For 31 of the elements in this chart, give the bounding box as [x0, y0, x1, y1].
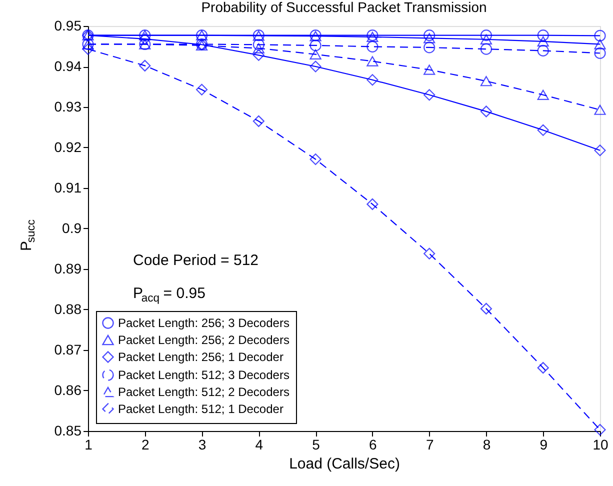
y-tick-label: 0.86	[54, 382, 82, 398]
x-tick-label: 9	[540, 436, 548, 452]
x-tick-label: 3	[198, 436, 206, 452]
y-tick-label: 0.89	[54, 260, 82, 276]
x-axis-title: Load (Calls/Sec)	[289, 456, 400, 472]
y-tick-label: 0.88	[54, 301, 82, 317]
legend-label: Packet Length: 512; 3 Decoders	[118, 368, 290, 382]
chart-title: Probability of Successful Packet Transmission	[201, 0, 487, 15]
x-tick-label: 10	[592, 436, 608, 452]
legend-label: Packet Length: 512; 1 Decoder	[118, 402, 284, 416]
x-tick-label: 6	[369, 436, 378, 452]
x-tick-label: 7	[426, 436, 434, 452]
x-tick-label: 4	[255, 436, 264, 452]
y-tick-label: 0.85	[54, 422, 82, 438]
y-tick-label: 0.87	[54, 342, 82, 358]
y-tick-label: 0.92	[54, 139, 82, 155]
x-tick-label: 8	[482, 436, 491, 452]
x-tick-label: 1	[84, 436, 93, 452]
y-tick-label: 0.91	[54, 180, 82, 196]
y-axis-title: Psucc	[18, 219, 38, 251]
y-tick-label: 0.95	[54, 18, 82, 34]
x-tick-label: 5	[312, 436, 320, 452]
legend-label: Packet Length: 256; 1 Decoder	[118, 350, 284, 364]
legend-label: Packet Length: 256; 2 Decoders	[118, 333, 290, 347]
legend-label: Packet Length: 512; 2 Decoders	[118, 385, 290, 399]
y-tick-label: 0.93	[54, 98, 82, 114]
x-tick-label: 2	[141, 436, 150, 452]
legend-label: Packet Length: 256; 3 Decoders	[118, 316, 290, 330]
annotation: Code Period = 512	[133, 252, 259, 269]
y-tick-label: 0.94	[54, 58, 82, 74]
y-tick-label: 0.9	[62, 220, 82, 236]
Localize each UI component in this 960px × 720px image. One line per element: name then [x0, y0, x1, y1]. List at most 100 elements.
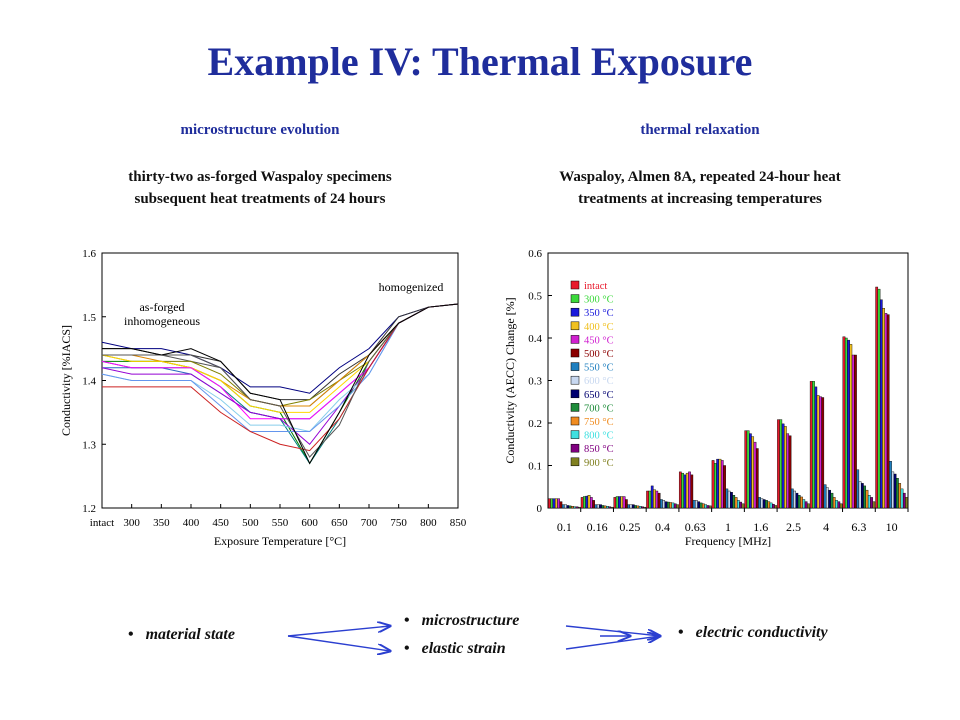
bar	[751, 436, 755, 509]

▶ **Exercise directions**
Turn the lines of the entries above, from the line with "382, 82, 398]" to the line with "legend-label: Packet Length: 256; 3", into a Markdown table with two columns, Row and Line. Number each row and leave out blank lines.

▶ **Answer to this problem**
| Row | Line |
|---|---|
| 1 | y-tick-label: 0.86	[54, 382, 82, 398] |
| 2 | x-tick-label: 9	[540, 436, 548, 452] |
| 3 | x-tick-label: 3	[198, 436, 206, 452] |
| 4 | y-tick-label: 0.89	[54, 260, 82, 276] |
| 5 | x-axis-title: Load (Calls/Sec)	[289, 456, 400, 472] |
| 6 | y-tick-label: 0.88	[54, 301, 82, 317] |
| 7 | legend-label: Packet Length: 512; 3 Decoders	[118, 368, 290, 382] |
| 8 | chart-title: Probability of Successful Packet Transmission	[201, 0, 487, 15] |
| 9 | x-tick-label: 10	[592, 436, 608, 452] |
| 10 | legend-label: Packet Length: 512; 1 Decoder	[118, 402, 284, 416] |
| 11 | x-tick-label: 6	[369, 436, 378, 452] |
| 12 | x-tick-label: 7	[426, 436, 434, 452] |
| 13 | x-tick-label: 4	[255, 436, 264, 452] |
| 14 | y-tick-label: 0.85	[54, 422, 82, 438] |
| 15 | y-tick-label: 0.87	[54, 342, 82, 358] |
| 16 | y-tick-label: 0.92	[54, 139, 82, 155] |
| 17 | x-tick-label: 8	[482, 436, 491, 452] |
| 18 | x-tick-label: 1	[84, 436, 93, 452] |
| 19 | y-tick-label: 0.91	[54, 180, 82, 196] |
| 20 | y-axis-title: Psucc	[18, 219, 38, 251] |
| 21 | y-tick-label: 0.95	[54, 18, 82, 34] |
| 22 | x-tick-label: 5	[312, 436, 320, 452] |
| 23 | legend-label: Packet Length: 256; 1 Decoder	[118, 350, 284, 364] |
| 24 | legend-label: Packet Length: 256; 2 Decoders	[118, 333, 290, 347] |
| 25 | legend-label: Packet Length: 512; 2 Decoders	[118, 385, 290, 399] |
| 26 | y-tick-label: 0.93	[54, 98, 82, 114] |
| 27 | x-tick-label: 2	[141, 436, 150, 452] |
| 28 | legend-label: Packet Length: 256; 3 Decoders	[118, 316, 290, 330] |